*Aim of the task*:
Output every record below exactly as it appears.

*Stored rows*:
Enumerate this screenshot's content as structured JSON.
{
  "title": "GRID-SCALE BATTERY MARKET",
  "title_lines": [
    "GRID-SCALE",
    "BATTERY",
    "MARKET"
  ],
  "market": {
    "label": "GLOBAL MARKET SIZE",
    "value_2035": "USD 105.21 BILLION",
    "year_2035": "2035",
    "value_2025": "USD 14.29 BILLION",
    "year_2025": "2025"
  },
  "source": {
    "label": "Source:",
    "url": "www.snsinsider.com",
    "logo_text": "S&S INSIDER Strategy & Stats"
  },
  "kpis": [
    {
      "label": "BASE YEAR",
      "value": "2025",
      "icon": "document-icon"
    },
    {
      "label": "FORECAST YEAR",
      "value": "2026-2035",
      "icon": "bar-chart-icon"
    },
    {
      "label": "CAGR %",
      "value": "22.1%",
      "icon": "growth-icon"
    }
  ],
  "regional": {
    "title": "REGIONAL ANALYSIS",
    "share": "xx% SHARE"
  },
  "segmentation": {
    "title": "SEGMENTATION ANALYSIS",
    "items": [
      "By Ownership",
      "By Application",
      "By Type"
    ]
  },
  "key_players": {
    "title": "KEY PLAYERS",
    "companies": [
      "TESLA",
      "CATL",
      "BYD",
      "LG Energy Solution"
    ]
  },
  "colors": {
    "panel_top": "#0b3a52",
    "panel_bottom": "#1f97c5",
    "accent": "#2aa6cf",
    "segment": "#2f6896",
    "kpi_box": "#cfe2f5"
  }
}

*Response to the task*:
Enumerate this screenshot's content as structured JSON.
{
  "title": "GRID-SCALE BATTERY MARKET",
  "title_lines": [
    "GRID-SCALE",
    "BATTERY",
    "MARKET"
  ],
  "market": {
    "label": "GLOBAL MARKET SIZE",
    "value_2035": "USD 105.21 BILLION",
    "year_2035": "2035",
    "value_2025": "USD 14.29 BILLION",
    "year_2025": "2025"
  },
  "source": {
    "label": "Source:",
    "url": "www.snsinsider.com",
    "logo_text": "S&S INSIDER Strategy & Stats"
  },
  "kpis": [
    {
      "label": "BASE YEAR",
      "value": "2025",
      "icon": "document-icon"
    },
    {
      "label": "FORECAST YEAR",
      "value": "2026-2035",
      "icon": "bar-chart-icon"
    },
    {
      "label": "CAGR %",
      "value": "22.1%",
      "icon": "growth-icon"
    }
  ],
  "regional": {
    "title": "REGIONAL ANALYSIS",
    "share": "xx% SHARE"
  },
  "segmentation": {
    "title": "SEGMENTATION ANALYSIS",
    "items": [
      "By Ownership",
      "By Application",
      "By Type"
    ]
  },
  "key_players": {
    "title": "KEY PLAYERS",
    "companies": [
      "TESLA",
      "CATL",
      "BYD",
      "LG Energy Solution"
    ]
  },
  "colors": {
    "panel_top": "#0b3a52",
    "panel_bottom": "#1f97c5",
    "accent": "#2aa6cf",
    "segment": "#2f6896",
    "kpi_box": "#cfe2f5"
  }
}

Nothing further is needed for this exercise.